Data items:
________________________________________
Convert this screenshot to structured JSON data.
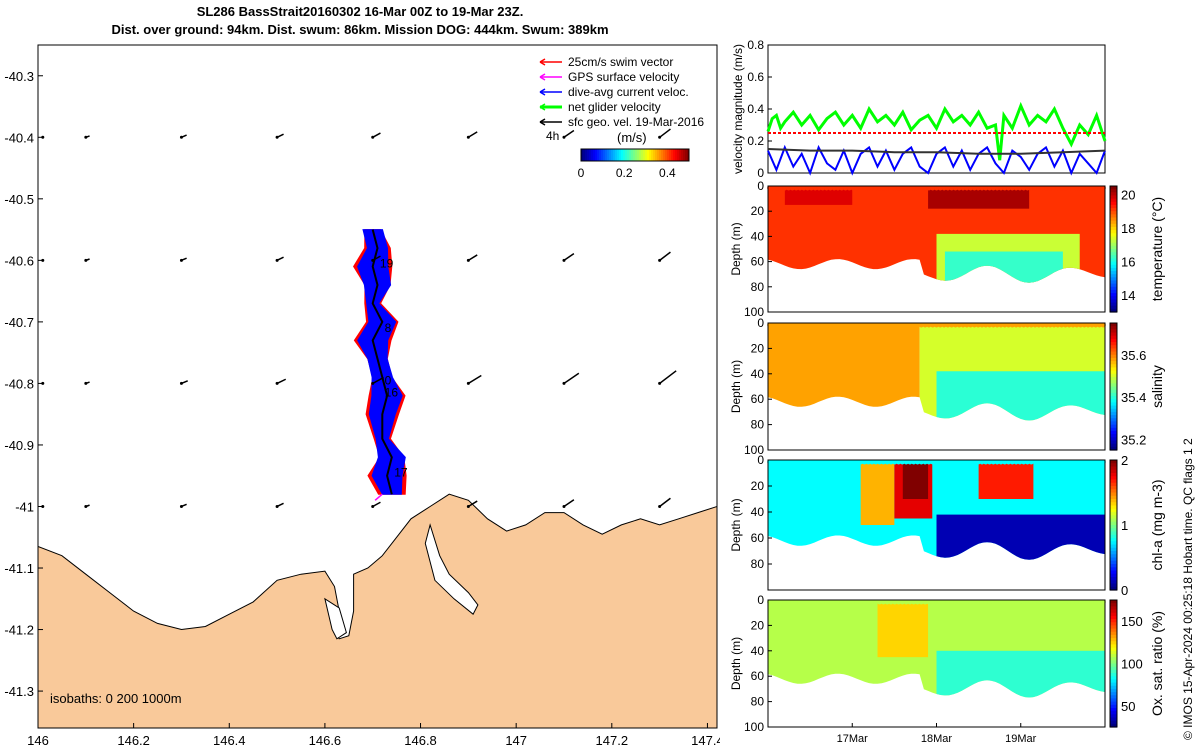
{
  "title": {
    "line1": "SL286 BassStrait20160302 16-Mar 00Z to 19-Mar 23Z.",
    "line2": "Dist. over ground: 94km. Dist. swum: 86km. Mission DOG: 444km. Swum: 389km"
  },
  "credit": "© IMOS 15-Apr-2024 00:25:18 Hobart time. QC flags 1  2",
  "colors": {
    "land": "#f9c99a",
    "swim": "#ff0000",
    "gps": "#ff00ff",
    "dive": "#0000ff",
    "net": "#00ff00",
    "geo": "#000000"
  },
  "chart_data": [
    {
      "type": "scatter",
      "name": "glider track map",
      "xlim": [
        146,
        147.42
      ],
      "ylim": [
        -41.36,
        -40.25
      ],
      "x_ticks": [
        "146",
        "146.2",
        "146.4",
        "146.6",
        "146.8",
        "147",
        "147.2",
        "147.4"
      ],
      "y_ticks": [
        "-40.3",
        "-40.4",
        "-40.5",
        "-40.6",
        "-40.7",
        "-40.8",
        "-40.9",
        "-41",
        "-41.1",
        "-41.2",
        "-41.3"
      ],
      "legend": {
        "entries": [
          "25cm/s swim vector",
          "GPS surface velocity",
          "dive-avg current veloc.",
          "net glider velocity",
          "sfc geo. vel. 19-Mar-2016"
        ],
        "colorbar_title": "(m/s)",
        "colorbar_label": "4h",
        "colorbar_ticks": [
          "0",
          "0.2",
          "0.4"
        ],
        "placement": "top-right"
      },
      "isobaths_note": "isobaths: 0   200  1000m",
      "track": [
        [
          146.74,
          -40.98
        ],
        [
          146.73,
          -40.95
        ],
        [
          146.74,
          -40.92
        ],
        [
          146.72,
          -40.89
        ],
        [
          146.72,
          -40.85
        ],
        [
          146.73,
          -40.82
        ],
        [
          146.72,
          -40.79
        ],
        [
          146.71,
          -40.76
        ],
        [
          146.7,
          -40.73
        ],
        [
          146.72,
          -40.7
        ],
        [
          146.7,
          -40.67
        ],
        [
          146.71,
          -40.64
        ],
        [
          146.7,
          -40.61
        ],
        [
          146.71,
          -40.58
        ],
        [
          146.7,
          -40.55
        ]
      ],
      "day_labels": [
        {
          "text": "19",
          "lon": 146.715,
          "lat": -40.605
        },
        {
          "text": "8",
          "lon": 146.725,
          "lat": -40.71
        },
        {
          "text": "0",
          "lon": 146.725,
          "lat": -40.795
        },
        {
          "text": "16",
          "lon": 146.725,
          "lat": -40.815
        },
        {
          "text": "17",
          "lon": 146.745,
          "lat": -40.945
        }
      ],
      "geo_vectors_grid": {
        "lons": [
          146.1,
          146.3,
          146.5,
          146.7,
          146.9,
          147.1,
          147.3
        ],
        "lats": [
          -40.4,
          -40.6,
          -40.8,
          -41.0
        ]
      }
    },
    {
      "type": "line",
      "name": "velocity",
      "ylabel": "velocity magnitude (m/s)",
      "ylim": [
        0,
        0.8
      ],
      "y_ticks": [
        "0",
        "0.2",
        "0.4",
        "0.6",
        "0.8"
      ],
      "xlim": [
        16.0,
        20.0
      ],
      "series": [
        {
          "color": "#00ff00",
          "x": [
            16.0,
            16.05,
            16.1,
            16.15,
            16.2,
            16.3,
            16.4,
            16.5,
            16.6,
            16.7,
            16.8,
            16.9,
            17.0,
            17.1,
            17.2,
            17.3,
            17.4,
            17.5,
            17.6,
            17.7,
            17.8,
            17.9,
            18.0,
            18.1,
            18.2,
            18.3,
            18.4,
            18.5,
            18.6,
            18.7,
            18.75,
            18.8,
            18.9,
            19.0,
            19.1,
            19.2,
            19.3,
            19.4,
            19.5,
            19.6,
            19.7,
            19.8,
            19.9,
            20.0
          ],
          "y": [
            0.26,
            0.34,
            0.36,
            0.28,
            0.32,
            0.38,
            0.3,
            0.36,
            0.27,
            0.34,
            0.38,
            0.3,
            0.36,
            0.28,
            0.4,
            0.32,
            0.36,
            0.3,
            0.38,
            0.27,
            0.33,
            0.36,
            0.28,
            0.4,
            0.32,
            0.36,
            0.3,
            0.38,
            0.28,
            0.3,
            0.08,
            0.36,
            0.28,
            0.42,
            0.3,
            0.36,
            0.32,
            0.4,
            0.28,
            0.18,
            0.3,
            0.24,
            0.36,
            0.2
          ]
        },
        {
          "color": "#ff0000",
          "dashed": true,
          "x": [
            16.0,
            20.0
          ],
          "y": [
            0.25,
            0.25
          ]
        },
        {
          "color": "#0000ff",
          "x": [
            16.0,
            16.1,
            16.2,
            16.3,
            16.4,
            16.5,
            16.6,
            16.7,
            16.8,
            16.9,
            17.0,
            17.1,
            17.2,
            17.3,
            17.4,
            17.5,
            17.6,
            17.7,
            17.8,
            17.9,
            18.0,
            18.1,
            18.2,
            18.3,
            18.4,
            18.5,
            18.6,
            18.7,
            18.8,
            18.9,
            19.0,
            19.1,
            19.2,
            19.3,
            19.4,
            19.5,
            19.6,
            19.7,
            19.8,
            19.9,
            20.0
          ],
          "y": [
            0.14,
            0.02,
            0.16,
            0.04,
            0.12,
            0.0,
            0.16,
            0.06,
            0.02,
            0.14,
            0.0,
            0.12,
            0.16,
            0.04,
            0.14,
            0.02,
            0.12,
            0.16,
            0.04,
            0.0,
            0.12,
            0.16,
            0.04,
            0.14,
            0.02,
            0.12,
            0.16,
            0.06,
            0.0,
            0.14,
            0.1,
            0.02,
            0.12,
            0.16,
            0.04,
            0.14,
            0.0,
            0.12,
            0.06,
            0.0,
            0.14
          ]
        },
        {
          "color": "#333333",
          "x": [
            16.0,
            16.5,
            17.0,
            17.5,
            18.0,
            18.5,
            19.0,
            19.5,
            20.0
          ],
          "y": [
            0.15,
            0.14,
            0.14,
            0.13,
            0.13,
            0.12,
            0.12,
            0.13,
            0.14
          ]
        }
      ]
    },
    {
      "type": "heatmap",
      "name": "temperature",
      "ylabel": "Depth (m)",
      "clabel": "temperature (°C)",
      "ylim": [
        0,
        100
      ],
      "y_ticks": [
        "20",
        "40",
        "60",
        "80",
        "100"
      ],
      "clim": [
        13,
        20.5
      ],
      "c_ticks": [
        "14",
        "16",
        "18",
        "20"
      ],
      "regions": [
        {
          "x0": 16.0,
          "x1": 20.0,
          "d0": 0,
          "d1": 90,
          "value": 19.2
        },
        {
          "x0": 16.2,
          "x1": 17.0,
          "d0": 0,
          "d1": 15,
          "value": 19.8
        },
        {
          "x0": 17.9,
          "x1": 19.1,
          "d0": 0,
          "d1": 18,
          "value": 20.2
        },
        {
          "x0": 18.0,
          "x1": 19.7,
          "d0": 38,
          "d1": 90,
          "value": 17.3
        },
        {
          "x0": 18.1,
          "x1": 19.5,
          "d0": 52,
          "d1": 90,
          "value": 16.2
        }
      ]
    },
    {
      "type": "heatmap",
      "name": "salinity",
      "ylabel": "Depth (m)",
      "clabel": "salinity",
      "ylim": [
        0,
        100
      ],
      "y_ticks": [
        "20",
        "40",
        "60",
        "80",
        "100"
      ],
      "clim": [
        35.15,
        35.75
      ],
      "c_ticks": [
        "35.2",
        "35.4",
        "35.6"
      ],
      "regions": [
        {
          "x0": 16.0,
          "x1": 17.8,
          "d0": 0,
          "d1": 90,
          "value": 35.58
        },
        {
          "x0": 17.8,
          "x1": 20.0,
          "d0": 0,
          "d1": 90,
          "value": 35.5
        },
        {
          "x0": 18.0,
          "x1": 20.0,
          "d0": 38,
          "d1": 90,
          "value": 35.4
        }
      ]
    },
    {
      "type": "heatmap",
      "name": "chl-a",
      "ylabel": "Depth (m)",
      "clabel": "chl-a (mg m-3)",
      "ylim": [
        0,
        100
      ],
      "y_ticks": [
        "20",
        "40",
        "60",
        "80"
      ],
      "clim": [
        0,
        2
      ],
      "c_ticks": [
        "0",
        "1",
        "2"
      ],
      "regions": [
        {
          "x0": 16.0,
          "x1": 20.0,
          "d0": 0,
          "d1": 90,
          "value": 0.75
        },
        {
          "x0": 17.1,
          "x1": 17.5,
          "d0": 0,
          "d1": 50,
          "value": 1.4
        },
        {
          "x0": 17.5,
          "x1": 17.95,
          "d0": 0,
          "d1": 45,
          "value": 1.8
        },
        {
          "x0": 17.6,
          "x1": 17.9,
          "d0": 0,
          "d1": 30,
          "value": 2.0
        },
        {
          "x0": 18.5,
          "x1": 19.15,
          "d0": 0,
          "d1": 30,
          "value": 1.7
        },
        {
          "x0": 18.0,
          "x1": 20.0,
          "d0": 42,
          "d1": 90,
          "value": 0.1
        }
      ]
    },
    {
      "type": "heatmap",
      "name": "oxygen saturation",
      "ylabel": "Depth (m)",
      "clabel": "Ox. sat. ratio (%)",
      "ylim": [
        0,
        100
      ],
      "y_ticks": [
        "20",
        "40",
        "60",
        "80",
        "100"
      ],
      "clim": [
        25,
        175
      ],
      "c_ticks": [
        "50",
        "100",
        "150"
      ],
      "x_ticks": [
        "17Mar",
        "18Mar",
        "19Mar"
      ],
      "regions": [
        {
          "x0": 16.0,
          "x1": 20.0,
          "d0": 0,
          "d1": 90,
          "value": 108
        },
        {
          "x0": 17.3,
          "x1": 17.9,
          "d0": 0,
          "d1": 45,
          "value": 125
        },
        {
          "x0": 18.0,
          "x1": 20.0,
          "d0": 40,
          "d1": 90,
          "value": 88
        }
      ]
    }
  ]
}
________________________________________
> [Your objective]: Count how many lines contain "name" and give only that count.

> [Output for this task]: 6